• _EXERCISE BRIEF_
Without including any images, repeat the data exactly.

[Collection entries]
— BEGIN —
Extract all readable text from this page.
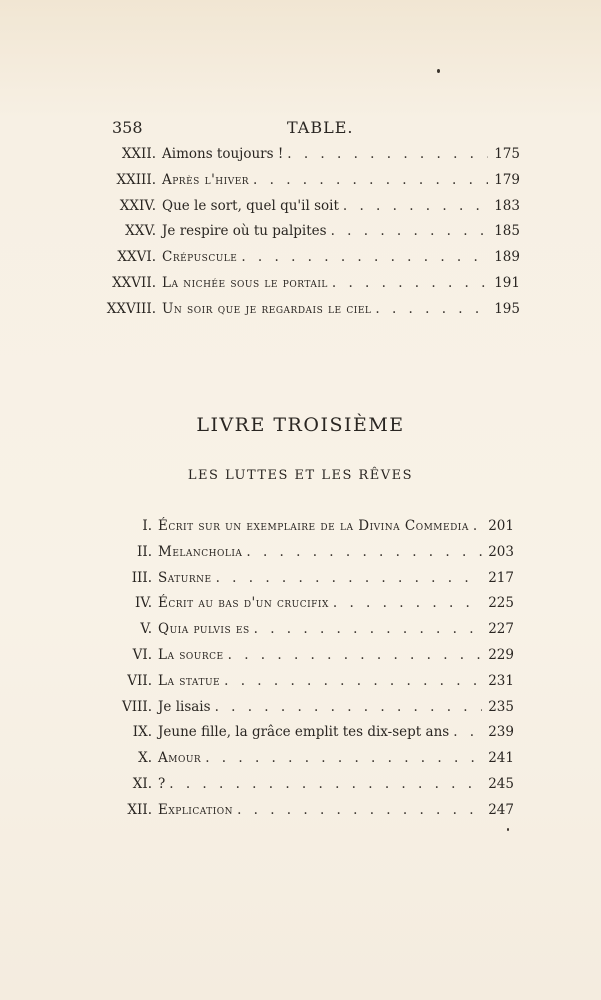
358	TABLE.
XXII. Aimons toujours ! . . .	175
XXIII. Après l'hiver . . .	179
XXIV. Que le sort, quel qu'il soit . . .	183
XXV. Je respire où tu palpites . . .	185
XXVI. Crépuscule . . .	189
XXVII. La nichée sous le portail . . .	191
XXVIII. Un soir que je regardais le ciel . . .	195
LIVRE TROISIÈME
LES LUTTES ET LES RÊVES
I. Écrit sur un exemplaire de la Divina Commedia . . . 201
II. Melancholia . . .	203
III. Saturne . . .	217
IV. Écrit au bas d'un crucifix . . .	225
V. Quia pulvis es . . .	227
VI. La source . . .	229
VII. La statue . . .	231
VIII. Je lisais . . .	235
IX. Jeune fille, la grâce emplit tes dix-sept ans . . .	239
X. Amour . . .	241
XI. ? . . .	245
XII. Explication . . .	247
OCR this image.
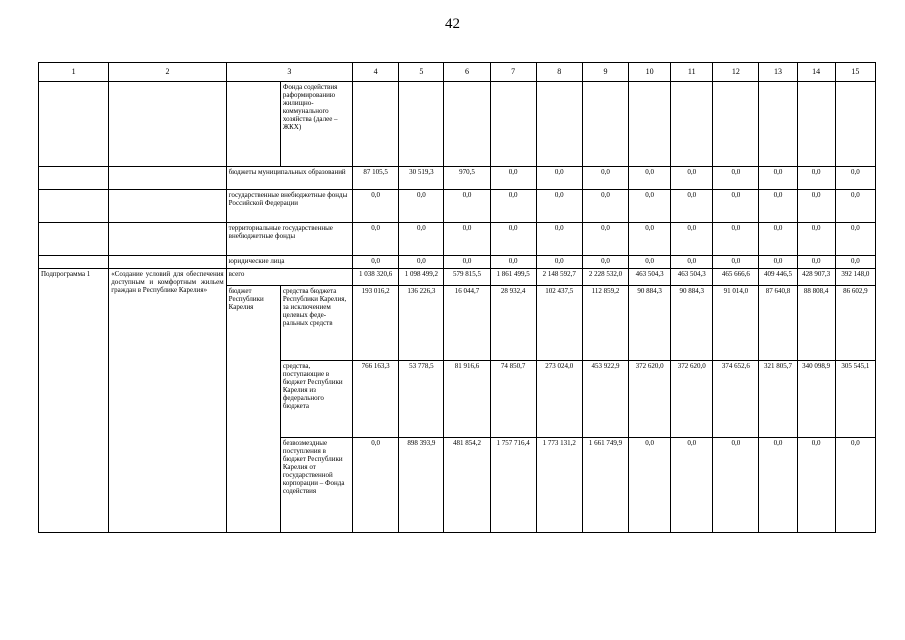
42
1	2	3		4	5	6	7	8	9	10	11	12	13	14	15
			Фонда содействия рaформированию жилищно-коммунального хозяйства (далее – ЖКХ)												
		бюджеты муниципальных образований		87 105,5	30 519,3	970,5	0,0	0,0	0,0	0,0	0,0	0,0	0,0	0,0	0,0
		государственные внебюджетные фонды Российской Федерации		0,0	0,0	0,0	0,0	0,0	0,0	0,0	0,0	0,0	0,0	0,0	0,0
		территориальные государственные внебюджетные фонды		0,0	0,0	0,0	0,0	0,0	0,0	0,0	0,0	0,0	0,0	0,0	0,0
		юридические лица		0,0	0,0	0,0	0,0	0,0	0,0	0,0	0,0	0,0	0,0	0,0	0,0
Подпрограмма 1	«Создание условий для обеспечения доступным и комфортным жильем граждан в Республике Карелия»	всего		1 038 320,6	1 098 499,2	579 815,5	1 861 499,5	2 148 592,7	2 228 532,0	463 504,3	463 504,3	465 666,6	409 446,5	428 907,3	392 148,0
		бюджет Республики Карелия	средства бюджета Республики Карелия, за исключением целевых феде-ральных средств	193 016,2	136 226,3	16 044,7	28 932,4	102 437,5	112 859,2	90 884,3	90 884,3	91 014,0	87 640,8	88 808,4	86 602,9
			средства, поступающие в бюджет Республики Карелия из федерального бюджета	766 163,3	53 778,5	81 916,6	74 850,7	273 024,0	453 922,9	372 620,0	372 620,0	374 652,6	321 805,7	340 098,9	305 545,1
			безвозмездные поступления в бюджет Республики Карелия от государственной корпорации – Фонда содействия	0,0	898 393,9	481 854,2	1 757 716,4	1 773 131,2	1 661 749,9	0,0	0,0	0,0	0,0	0,0	0,0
— END —
• _WORKED SOLUTION_
Extract all readable text from this page.
358	TABLE.
XXII. Aimons toujours ! . . .	175
XXIII. Après l'hiver . . .	179
XXIV. Que le sort, quel qu'il soit . . .	183
XXV. Je respire où tu palpites . . .	185
XXVI. Crépuscule . . .	189
XXVII. La nichée sous le portail . . .	191
XXVIII. Un soir que je regardais le ciel . . .	195
LIVRE TROISIÈME
LES LUTTES ET LES RÊVES
I. Écrit sur un exemplaire de la Divina Commedia . . . 201
II. Melancholia . . .	203
III. Saturne . . .	217
IV. Écrit au bas d'un crucifix . . .	225
V. Quia pulvis es . . .	227
VI. La source . . .	229
VII. La statue . . .	231
VIII. Je lisais . . .	235
IX. Jeune fille, la grâce emplit tes dix-sept ans . . .	239
X. Amour . . .	241
XI. ? . . .	245
XII. Explication . . .	247
OCR this image.
42
1	2	3		4	5	6	7	8	9	10	11	12	13	14	15
			Фонда содействия рaформированию жилищно-коммунального хозяйства (далее – ЖКХ)												
		бюджеты муниципальных образований		87 105,5	30 519,3	970,5	0,0	0,0	0,0	0,0	0,0	0,0	0,0	0,0	0,0
		государственные внебюджетные фонды Российской Федерации		0,0	0,0	0,0	0,0	0,0	0,0	0,0	0,0	0,0	0,0	0,0	0,0
		территориальные государственные внебюджетные фонды		0,0	0,0	0,0	0,0	0,0	0,0	0,0	0,0	0,0	0,0	0,0	0,0
		юридические лица		0,0	0,0	0,0	0,0	0,0	0,0	0,0	0,0	0,0	0,0	0,0	0,0
Подпрограмма 1	«Создание условий для обеспечения доступным и комфортным жильем граждан в Республике Карелия»	всего		1 038 320,6	1 098 499,2	579 815,5	1 861 499,5	2 148 592,7	2 228 532,0	463 504,3	463 504,3	465 666,6	409 446,5	428 907,3	392 148,0
		бюджет Республики Карелия	средства бюджета Республики Карелия, за исключением целевых феде-ральных средств	193 016,2	136 226,3	16 044,7	28 932,4	102 437,5	112 859,2	90 884,3	90 884,3	91 014,0	87 640,8	88 808,4	86 602,9
			средства, поступающие в бюджет Республики Карелия из федерального бюджета	766 163,3	53 778,5	81 916,6	74 850,7	273 024,0	453 922,9	372 620,0	372 620,0	374 652,6	321 805,7	340 098,9	305 545,1
			безвозмездные поступления в бюджет Республики Карелия от государственной корпорации – Фонда содействия	0,0	898 393,9	481 854,2	1 757 716,4	1 773 131,2	1 661 749,9	0,0	0,0	0,0	0,0	0,0	0,0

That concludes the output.